(REQUIRED TASK) Lay out every line of the listing below as a Markdown table with the columns "Row" and "Line," numbering the rows and leaving out any blank lines.

Data extracted from a collection
[Start]

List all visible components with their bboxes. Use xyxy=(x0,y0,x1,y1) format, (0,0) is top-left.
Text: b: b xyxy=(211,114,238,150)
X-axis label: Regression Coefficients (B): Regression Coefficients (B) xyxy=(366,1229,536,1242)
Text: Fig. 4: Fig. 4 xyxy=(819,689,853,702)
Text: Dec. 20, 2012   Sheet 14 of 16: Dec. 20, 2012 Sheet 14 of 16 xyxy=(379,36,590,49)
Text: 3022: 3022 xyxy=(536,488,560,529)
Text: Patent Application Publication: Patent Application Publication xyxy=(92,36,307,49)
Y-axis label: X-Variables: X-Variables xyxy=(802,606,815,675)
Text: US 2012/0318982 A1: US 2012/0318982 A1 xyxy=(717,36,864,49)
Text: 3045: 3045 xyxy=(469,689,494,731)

[End]

(ANSWER TO THE EXERCISE)
| Row | Line |
|---|---|
| 1 | List all visible components with their bboxes. Use xyxy=(x0,y0,x1,y1) format, (0,0) is top-left. |
| 2 | Text: b: b xyxy=(211,114,238,150) |
| 3 | X-axis label: Regression Coefficients (B): Regression Coefficients (B) xyxy=(366,1229,536,1242) |
| 4 | Text: Fig. 4: Fig. 4 xyxy=(819,689,853,702) |
| 5 | Text: Dec. 20, 2012   Sheet 14 of 16: Dec. 20, 2012 Sheet 14 of 16 xyxy=(379,36,590,49) |
| 6 | Text: 3022: 3022 xyxy=(536,488,560,529) |
| 7 | Text: Patent Application Publication: Patent Application Publication xyxy=(92,36,307,49) |
| 8 | Y-axis label: X-Variables: X-Variables xyxy=(802,606,815,675) |
| 9 | Text: US 2012/0318982 A1: US 2012/0318982 A1 xyxy=(717,36,864,49) |
| 10 | Text: 3045: 3045 xyxy=(469,689,494,731) |